THE PROBLEM:
Repeat the lines below exactly as they appear, but leave out the images.

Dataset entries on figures
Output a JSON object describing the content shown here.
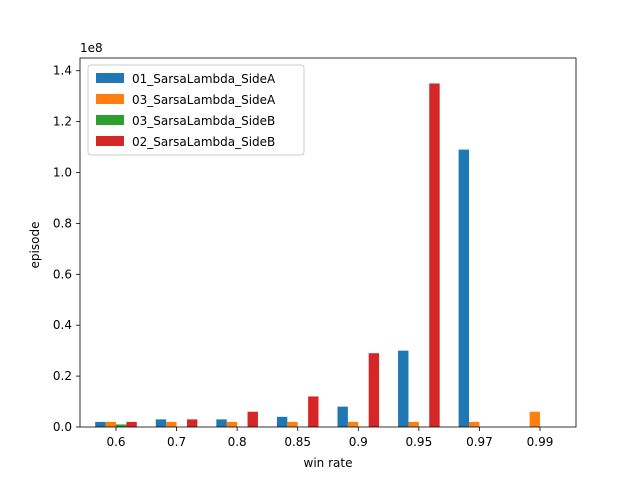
{
  "chart_data": {
    "type": "bar",
    "title": "",
    "xlabel": "win rate",
    "ylabel": "episode",
    "y_offset_label": "1e8",
    "ylim": [
      0,
      1.45
    ],
    "y_scale_multiplier": 100000000,
    "yticks": [
      "0.0",
      "0.2",
      "0.4",
      "0.6",
      "0.8",
      "1.0",
      "1.2",
      "1.4"
    ],
    "categories": [
      "0.6",
      "0.7",
      "0.8",
      "0.85",
      "0.9",
      "0.95",
      "0.97",
      "0.99"
    ],
    "legend_position": "upper-left",
    "grid": false,
    "series": [
      {
        "name": "01_SarsaLambda_SideA",
        "color": "#1f77b4",
        "values": [
          0.02,
          0.03,
          0.03,
          0.04,
          0.08,
          0.3,
          1.09,
          null
        ]
      },
      {
        "name": "03_SarsaLambda_SideA",
        "color": "#ff7f0e",
        "values": [
          0.02,
          0.02,
          0.02,
          0.02,
          0.02,
          0.02,
          0.02,
          0.06
        ]
      },
      {
        "name": "03_SarsaLambda_SideB",
        "color": "#2ca02c",
        "values": [
          0.01,
          null,
          null,
          null,
          null,
          null,
          null,
          null
        ]
      },
      {
        "name": "02_SarsaLambda_SideB",
        "color": "#d62728",
        "values": [
          0.02,
          0.03,
          0.06,
          0.12,
          0.29,
          1.35,
          null,
          null
        ]
      }
    ]
  }
}
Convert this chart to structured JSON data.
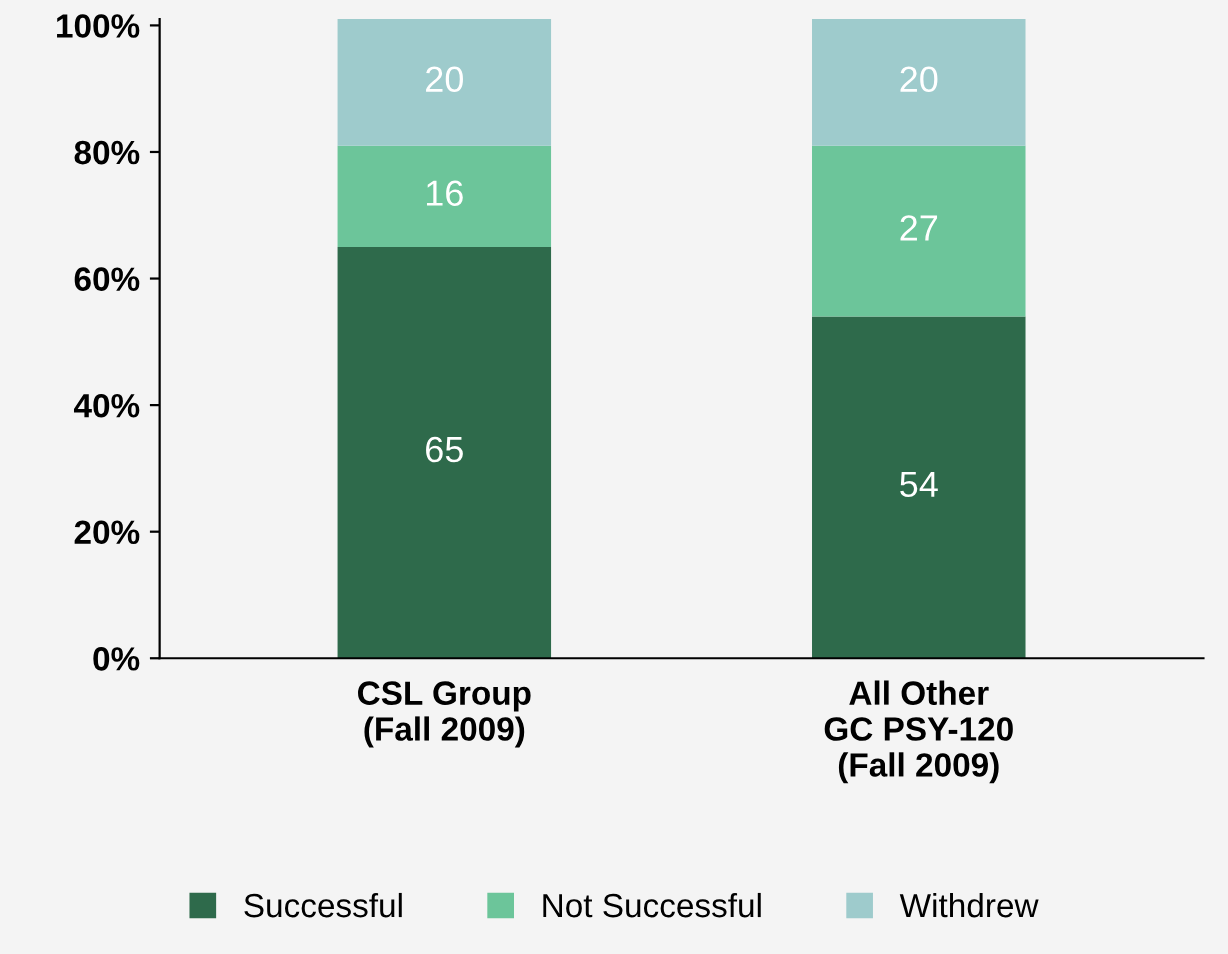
{
  "chart_data": {
    "type": "bar",
    "stacked": true,
    "data_labels": true,
    "legend": "bottom",
    "grid": false,
    "categories": [
      "CSL Group\n(Fall 2009)",
      "All Other\nGC PSY-120\n(Fall 2009)"
    ],
    "series": [
      {
        "name": "Successful",
        "color": "#2e6a4b",
        "values": [
          65,
          54
        ]
      },
      {
        "name": "Not Successful",
        "color": "#6cc59a",
        "values": [
          16,
          27
        ]
      },
      {
        "name": "Withdrew",
        "color": "#9ecbcc",
        "values": [
          20,
          20
        ]
      }
    ],
    "ylim": [
      0,
      101
    ],
    "yticks": [
      {
        "value": 0,
        "label": "0%"
      },
      {
        "value": 20,
        "label": "20%"
      },
      {
        "value": 40,
        "label": "40%"
      },
      {
        "value": 60,
        "label": "60%"
      },
      {
        "value": 80,
        "label": "80%"
      },
      {
        "value": 100,
        "label": "100%"
      }
    ]
  }
}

THE RESULT:
Output a JSON object describing the content shown here.
{
  "chart_data": {
    "type": "bar",
    "title": "",
    "xlabel": "win rate",
    "ylabel": "episode",
    "y_offset_label": "1e8",
    "ylim": [
      0,
      1.45
    ],
    "y_scale_multiplier": 100000000,
    "yticks": [
      "0.0",
      "0.2",
      "0.4",
      "0.6",
      "0.8",
      "1.0",
      "1.2",
      "1.4"
    ],
    "categories": [
      "0.6",
      "0.7",
      "0.8",
      "0.85",
      "0.9",
      "0.95",
      "0.97",
      "0.99"
    ],
    "legend_position": "upper-left",
    "grid": false,
    "series": [
      {
        "name": "01_SarsaLambda_SideA",
        "color": "#1f77b4",
        "values": [
          0.02,
          0.03,
          0.03,
          0.04,
          0.08,
          0.3,
          1.09,
          null
        ]
      },
      {
        "name": "03_SarsaLambda_SideA",
        "color": "#ff7f0e",
        "values": [
          0.02,
          0.02,
          0.02,
          0.02,
          0.02,
          0.02,
          0.02,
          0.06
        ]
      },
      {
        "name": "03_SarsaLambda_SideB",
        "color": "#2ca02c",
        "values": [
          0.01,
          null,
          null,
          null,
          null,
          null,
          null,
          null
        ]
      },
      {
        "name": "02_SarsaLambda_SideB",
        "color": "#d62728",
        "values": [
          0.02,
          0.03,
          0.06,
          0.12,
          0.29,
          1.35,
          null,
          null
        ]
      }
    ]
  }
}
Convert this chart to structured JSON data.
{
  "chart_data": {
    "type": "bar",
    "stacked": true,
    "data_labels": true,
    "legend": "bottom",
    "grid": false,
    "categories": [
      "CSL Group\n(Fall 2009)",
      "All Other\nGC PSY-120\n(Fall 2009)"
    ],
    "series": [
      {
        "name": "Successful",
        "color": "#2e6a4b",
        "values": [
          65,
          54
        ]
      },
      {
        "name": "Not Successful",
        "color": "#6cc59a",
        "values": [
          16,
          27
        ]
      },
      {
        "name": "Withdrew",
        "color": "#9ecbcc",
        "values": [
          20,
          20
        ]
      }
    ],
    "ylim": [
      0,
      101
    ],
    "yticks": [
      {
        "value": 0,
        "label": "0%"
      },
      {
        "value": 20,
        "label": "20%"
      },
      {
        "value": 40,
        "label": "40%"
      },
      {
        "value": 60,
        "label": "60%"
      },
      {
        "value": 80,
        "label": "80%"
      },
      {
        "value": 100,
        "label": "100%"
      }
    ]
  }
}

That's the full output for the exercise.